- [Task requirements] In the data below, find every line that has the string "Survival", and copy it.

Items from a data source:
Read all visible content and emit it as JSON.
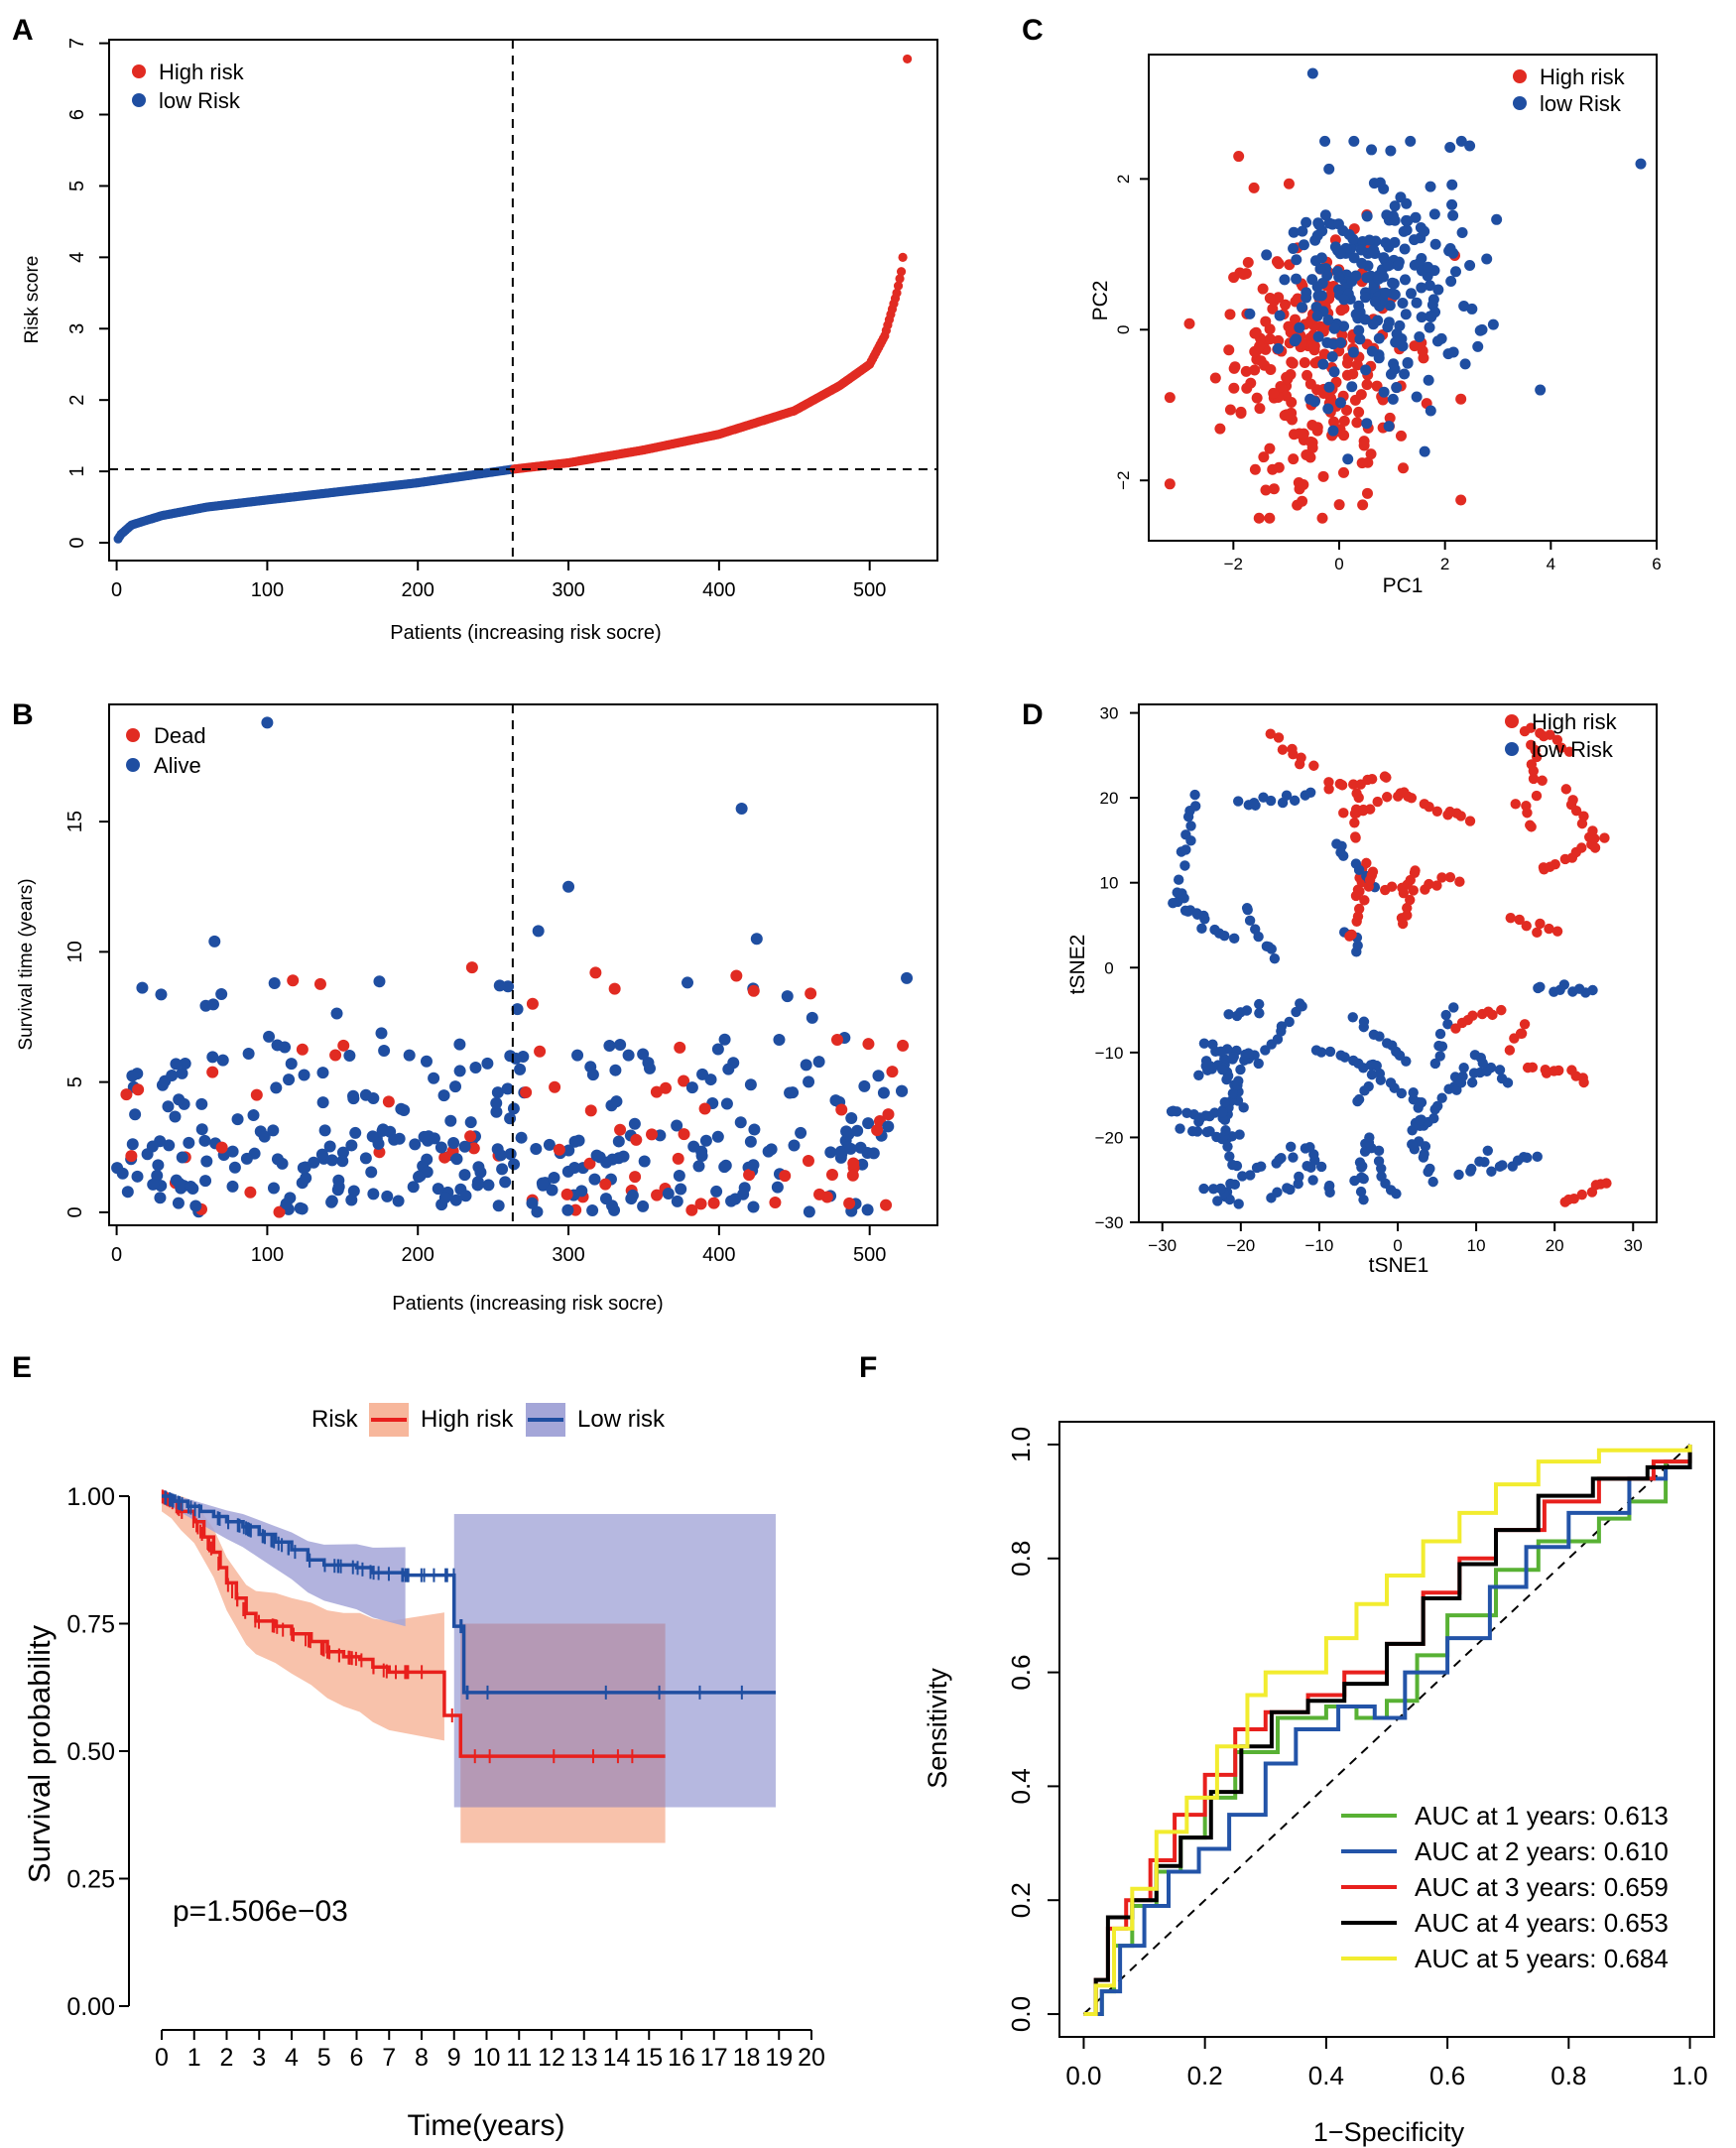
{
  "colors": {
    "high": "#e12b22",
    "low": "#1f4ea1",
    "green": "#58b134",
    "blue": "#2354a8",
    "red": "#e8201d",
    "black": "#000000",
    "yellow": "#f2ec2f",
    "high_ci": "#f7b79c",
    "low_ci": "#a4a6d8",
    "overlap": "#b58aa1"
  },
  "chart_data": [
    {
      "panel": "A",
      "type": "scatter",
      "xlabel": "Patients (increasing risk socre)",
      "ylabel": "Risk score",
      "xlim": [
        -5,
        545
      ],
      "ylim": [
        -0.25,
        7.05
      ],
      "xticks": [
        "0",
        "100",
        "200",
        "300",
        "400",
        "500"
      ],
      "yticks": [
        "0",
        "1",
        "2",
        "3",
        "4",
        "5",
        "6",
        "7"
      ],
      "cutoff_x": 263,
      "cutoff_y": 1.03,
      "n_patients": 525,
      "legend": [
        "High risk",
        "low Risk"
      ],
      "curve_anchor_points": [
        [
          0,
          0.02
        ],
        [
          3,
          0.12
        ],
        [
          10,
          0.25
        ],
        [
          30,
          0.38
        ],
        [
          60,
          0.5
        ],
        [
          100,
          0.6
        ],
        [
          150,
          0.72
        ],
        [
          200,
          0.84
        ],
        [
          263,
          1.03
        ],
        [
          300,
          1.12
        ],
        [
          350,
          1.3
        ],
        [
          400,
          1.52
        ],
        [
          450,
          1.85
        ],
        [
          480,
          2.2
        ],
        [
          500,
          2.5
        ],
        [
          510,
          2.9
        ],
        [
          518,
          3.5
        ],
        [
          521,
          3.8
        ],
        [
          522,
          4.0
        ]
      ],
      "outlier": [
        525,
        6.78
      ]
    },
    {
      "panel": "B",
      "type": "scatter",
      "xlabel": "Patients (increasing risk socre)",
      "ylabel": "Survival time (years)",
      "xlim": [
        -5,
        545
      ],
      "ylim": [
        -0.5,
        19.5
      ],
      "xticks": [
        "0",
        "100",
        "200",
        "300",
        "400",
        "500"
      ],
      "yticks": [
        "0",
        "5",
        "10",
        "15"
      ],
      "cutoff_x": 263,
      "legend": [
        "Dead",
        "Alive"
      ],
      "notable_points": [
        [
          100,
          18.8,
          "alive"
        ],
        [
          415,
          15.5,
          "alive"
        ],
        [
          300,
          12.5,
          "alive"
        ],
        [
          65,
          10.4,
          "alive"
        ],
        [
          280,
          10.8,
          "alive"
        ],
        [
          425,
          10.5,
          "alive"
        ],
        [
          117,
          8.9,
          "dead"
        ],
        [
          236,
          9.4,
          "dead"
        ],
        [
          318,
          9.2,
          "dead"
        ],
        [
          423,
          8.5,
          "dead"
        ],
        [
          522,
          6.4,
          "dead"
        ],
        [
          515,
          5.4,
          "dead"
        ]
      ]
    },
    {
      "panel": "C",
      "type": "scatter",
      "xlabel": "PC1",
      "ylabel": "PC2",
      "xlim": [
        -3.6,
        6.0
      ],
      "ylim": [
        -2.8,
        3.65
      ],
      "xticks": [
        "−2",
        "0",
        "2",
        "4",
        "6"
      ],
      "yticks": [
        "−2",
        "0",
        "2"
      ],
      "legend": [
        "High risk",
        "low Risk"
      ],
      "group_centers": {
        "High risk": [
          -0.5,
          -0.6
        ],
        "low Risk": [
          0.7,
          0.6
        ]
      },
      "notable_points": [
        [
          -0.5,
          3.4,
          "low"
        ],
        [
          5.7,
          2.2,
          "low"
        ],
        [
          3.8,
          -0.8,
          "low"
        ],
        [
          -3.2,
          -0.9,
          "high"
        ],
        [
          -1.9,
          2.3,
          "high"
        ]
      ]
    },
    {
      "panel": "D",
      "type": "scatter",
      "xlabel": "tSNE1",
      "ylabel": "tSNE2",
      "xlim": [
        -33,
        33
      ],
      "ylim": [
        -30,
        31
      ],
      "xticks": [
        "−30",
        "−20",
        "−10",
        "0",
        "10",
        "20",
        "30"
      ],
      "yticks": [
        "−30",
        "−20",
        "−10",
        "0",
        "10",
        "20",
        "30"
      ],
      "legend": [
        "High risk",
        "low Risk"
      ]
    },
    {
      "panel": "E",
      "type": "line",
      "title": "Risk",
      "xlabel": "Time(years)",
      "ylabel": "Survival probability",
      "xlim": [
        -1,
        21
      ],
      "ylim": [
        0,
        1.06
      ],
      "xticks": [
        "0",
        "1",
        "2",
        "3",
        "4",
        "5",
        "6",
        "7",
        "8",
        "9",
        "10",
        "11",
        "12",
        "13",
        "14",
        "15",
        "16",
        "17",
        "18",
        "19",
        "20"
      ],
      "yticks": [
        "0.00",
        "0.25",
        "0.50",
        "0.75",
        "1.00"
      ],
      "annotation": "p=1.506e−03",
      "series": [
        {
          "name": "High risk",
          "points": [
            [
              0,
              1.0
            ],
            [
              0.3,
              0.99
            ],
            [
              0.6,
              0.97
            ],
            [
              1.0,
              0.95
            ],
            [
              1.3,
              0.92
            ],
            [
              1.6,
              0.89
            ],
            [
              1.8,
              0.86
            ],
            [
              2.0,
              0.83
            ],
            [
              2.3,
              0.8
            ],
            [
              2.6,
              0.77
            ],
            [
              2.9,
              0.755
            ],
            [
              3.5,
              0.745
            ],
            [
              4.0,
              0.73
            ],
            [
              4.6,
              0.715
            ],
            [
              5.1,
              0.695
            ],
            [
              5.6,
              0.685
            ],
            [
              6.1,
              0.68
            ],
            [
              6.5,
              0.665
            ],
            [
              7.0,
              0.655
            ],
            [
              8.7,
              0.655
            ],
            [
              8.7,
              0.57
            ],
            [
              9.2,
              0.57
            ],
            [
              9.2,
              0.49
            ],
            [
              15.5,
              0.49
            ]
          ],
          "ci_low": [
            0,
            0.28
          ],
          "ci_high_last": 0.75
        },
        {
          "name": "Low risk",
          "points": [
            [
              0,
              1.0
            ],
            [
              0.4,
              0.99
            ],
            [
              0.8,
              0.98
            ],
            [
              1.2,
              0.97
            ],
            [
              1.6,
              0.96
            ],
            [
              2.0,
              0.95
            ],
            [
              2.5,
              0.94
            ],
            [
              3.0,
              0.925
            ],
            [
              3.5,
              0.91
            ],
            [
              4.0,
              0.895
            ],
            [
              4.5,
              0.875
            ],
            [
              5.0,
              0.865
            ],
            [
              6.0,
              0.86
            ],
            [
              6.5,
              0.85
            ],
            [
              7.5,
              0.845
            ],
            [
              9.0,
              0.845
            ],
            [
              9.0,
              0.745
            ],
            [
              9.3,
              0.745
            ],
            [
              9.3,
              0.615
            ],
            [
              18.9,
              0.615
            ]
          ]
        }
      ]
    },
    {
      "panel": "F",
      "type": "line",
      "xlabel": "1−Specificity",
      "ylabel": "Sensitivity",
      "xlim": [
        -0.04,
        1.04
      ],
      "ylim": [
        -0.04,
        1.04
      ],
      "xticks": [
        "0.0",
        "0.2",
        "0.4",
        "0.6",
        "0.8",
        "1.0"
      ],
      "yticks": [
        "0.0",
        "0.2",
        "0.4",
        "0.6",
        "0.8",
        "1.0"
      ],
      "series": [
        {
          "name": "AUC at 1 years: 0.613",
          "auc": 0.613,
          "points": [
            [
              0,
              0
            ],
            [
              0.03,
              0.04
            ],
            [
              0.05,
              0.12
            ],
            [
              0.08,
              0.19
            ],
            [
              0.12,
              0.25
            ],
            [
              0.16,
              0.31
            ],
            [
              0.2,
              0.38
            ],
            [
              0.25,
              0.46
            ],
            [
              0.32,
              0.52
            ],
            [
              0.4,
              0.54
            ],
            [
              0.45,
              0.52
            ],
            [
              0.5,
              0.55
            ],
            [
              0.55,
              0.63
            ],
            [
              0.6,
              0.7
            ],
            [
              0.68,
              0.78
            ],
            [
              0.75,
              0.83
            ],
            [
              0.85,
              0.87
            ],
            [
              0.9,
              0.9
            ],
            [
              0.96,
              0.97
            ],
            [
              1,
              1
            ]
          ]
        },
        {
          "name": "AUC at 2 years: 0.610",
          "auc": 0.61,
          "points": [
            [
              0,
              0
            ],
            [
              0.03,
              0.04
            ],
            [
              0.06,
              0.12
            ],
            [
              0.1,
              0.19
            ],
            [
              0.14,
              0.25
            ],
            [
              0.19,
              0.29
            ],
            [
              0.24,
              0.35
            ],
            [
              0.3,
              0.44
            ],
            [
              0.35,
              0.5
            ],
            [
              0.42,
              0.54
            ],
            [
              0.48,
              0.52
            ],
            [
              0.53,
              0.6
            ],
            [
              0.6,
              0.66
            ],
            [
              0.67,
              0.75
            ],
            [
              0.73,
              0.82
            ],
            [
              0.8,
              0.88
            ],
            [
              0.9,
              0.94
            ],
            [
              0.96,
              0.96
            ],
            [
              1,
              1
            ]
          ]
        },
        {
          "name": "AUC at 3 years: 0.659",
          "auc": 0.659,
          "points": [
            [
              0,
              0
            ],
            [
              0.02,
              0.06
            ],
            [
              0.04,
              0.15
            ],
            [
              0.07,
              0.2
            ],
            [
              0.11,
              0.27
            ],
            [
              0.15,
              0.35
            ],
            [
              0.2,
              0.42
            ],
            [
              0.25,
              0.5
            ],
            [
              0.3,
              0.53
            ],
            [
              0.37,
              0.56
            ],
            [
              0.43,
              0.6
            ],
            [
              0.5,
              0.65
            ],
            [
              0.56,
              0.74
            ],
            [
              0.62,
              0.8
            ],
            [
              0.68,
              0.85
            ],
            [
              0.76,
              0.9
            ],
            [
              0.85,
              0.94
            ],
            [
              0.94,
              0.97
            ],
            [
              1,
              1
            ]
          ]
        },
        {
          "name": "AUC at 4 years: 0.653",
          "auc": 0.653,
          "points": [
            [
              0,
              0
            ],
            [
              0.02,
              0.06
            ],
            [
              0.04,
              0.17
            ],
            [
              0.08,
              0.2
            ],
            [
              0.12,
              0.26
            ],
            [
              0.16,
              0.31
            ],
            [
              0.21,
              0.39
            ],
            [
              0.26,
              0.47
            ],
            [
              0.31,
              0.53
            ],
            [
              0.37,
              0.55
            ],
            [
              0.43,
              0.58
            ],
            [
              0.5,
              0.65
            ],
            [
              0.56,
              0.73
            ],
            [
              0.62,
              0.79
            ],
            [
              0.68,
              0.85
            ],
            [
              0.75,
              0.91
            ],
            [
              0.84,
              0.94
            ],
            [
              0.93,
              0.96
            ],
            [
              1,
              1
            ]
          ]
        },
        {
          "name": "AUC at 5 years: 0.684",
          "auc": 0.684,
          "points": [
            [
              0,
              0
            ],
            [
              0.02,
              0.05
            ],
            [
              0.05,
              0.15
            ],
            [
              0.08,
              0.22
            ],
            [
              0.12,
              0.32
            ],
            [
              0.17,
              0.38
            ],
            [
              0.22,
              0.47
            ],
            [
              0.27,
              0.56
            ],
            [
              0.3,
              0.6
            ],
            [
              0.36,
              0.6
            ],
            [
              0.4,
              0.66
            ],
            [
              0.45,
              0.72
            ],
            [
              0.5,
              0.77
            ],
            [
              0.56,
              0.83
            ],
            [
              0.62,
              0.88
            ],
            [
              0.68,
              0.93
            ],
            [
              0.75,
              0.97
            ],
            [
              0.85,
              0.99
            ],
            [
              1,
              1
            ]
          ]
        }
      ]
    }
  ],
  "panel_labels": [
    "A",
    "B",
    "C",
    "D",
    "E",
    "F"
  ]
}
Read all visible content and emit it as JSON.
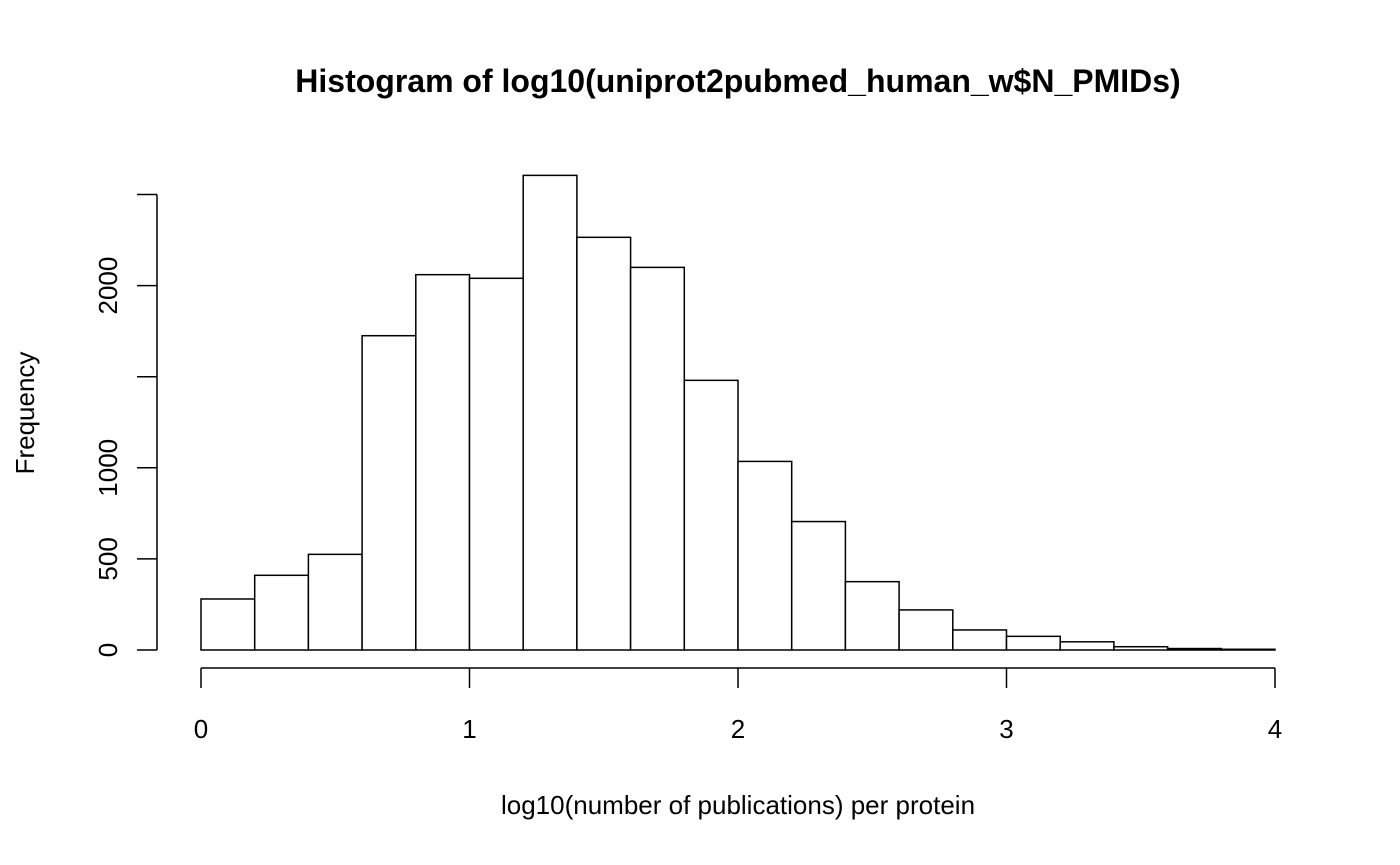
{
  "chart_data": {
    "type": "bar",
    "title": "Histogram of log10(uniprot2pubmed_human_w$N_PMIDs)",
    "xlabel": "log10(number of publications) per protein",
    "ylabel": "Frequency",
    "bins": [
      {
        "x0": 0.0,
        "x1": 0.2,
        "count": 280
      },
      {
        "x0": 0.2,
        "x1": 0.4,
        "count": 410
      },
      {
        "x0": 0.4,
        "x1": 0.6,
        "count": 525
      },
      {
        "x0": 0.6,
        "x1": 0.8,
        "count": 1725
      },
      {
        "x0": 0.8,
        "x1": 1.0,
        "count": 2060
      },
      {
        "x0": 1.0,
        "x1": 1.2,
        "count": 2040
      },
      {
        "x0": 1.2,
        "x1": 1.4,
        "count": 2605
      },
      {
        "x0": 1.4,
        "x1": 1.6,
        "count": 2265
      },
      {
        "x0": 1.6,
        "x1": 1.8,
        "count": 2100
      },
      {
        "x0": 1.8,
        "x1": 2.0,
        "count": 1480
      },
      {
        "x0": 2.0,
        "x1": 2.2,
        "count": 1035
      },
      {
        "x0": 2.2,
        "x1": 2.4,
        "count": 705
      },
      {
        "x0": 2.4,
        "x1": 2.6,
        "count": 375
      },
      {
        "x0": 2.6,
        "x1": 2.8,
        "count": 220
      },
      {
        "x0": 2.8,
        "x1": 3.0,
        "count": 110
      },
      {
        "x0": 3.0,
        "x1": 3.2,
        "count": 75
      },
      {
        "x0": 3.2,
        "x1": 3.4,
        "count": 45
      },
      {
        "x0": 3.4,
        "x1": 3.6,
        "count": 18
      },
      {
        "x0": 3.6,
        "x1": 3.8,
        "count": 8
      },
      {
        "x0": 3.8,
        "x1": 4.0,
        "count": 4
      }
    ],
    "xlim": [
      0,
      4
    ],
    "ylim": [
      0,
      2605
    ],
    "x_ticks": [
      {
        "value": 0,
        "label": "0"
      },
      {
        "value": 1,
        "label": "1"
      },
      {
        "value": 2,
        "label": "2"
      },
      {
        "value": 3,
        "label": "3"
      },
      {
        "value": 4,
        "label": "4"
      }
    ],
    "y_ticks": [
      {
        "value": 0,
        "label": "0"
      },
      {
        "value": 500,
        "label": "500"
      },
      {
        "value": 1000,
        "label": "1000"
      },
      {
        "value": 1500,
        "label": ""
      },
      {
        "value": 2000,
        "label": "2000"
      },
      {
        "value": 2500,
        "label": ""
      }
    ],
    "y_axis_max": 2500,
    "grid": false,
    "legend": "none",
    "bar_fill": "#ffffff",
    "bar_stroke": "#000000"
  }
}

- [Answer to the problem]
      "ylabel": "Survival time (years)",
      "ylabel": "Survival probability",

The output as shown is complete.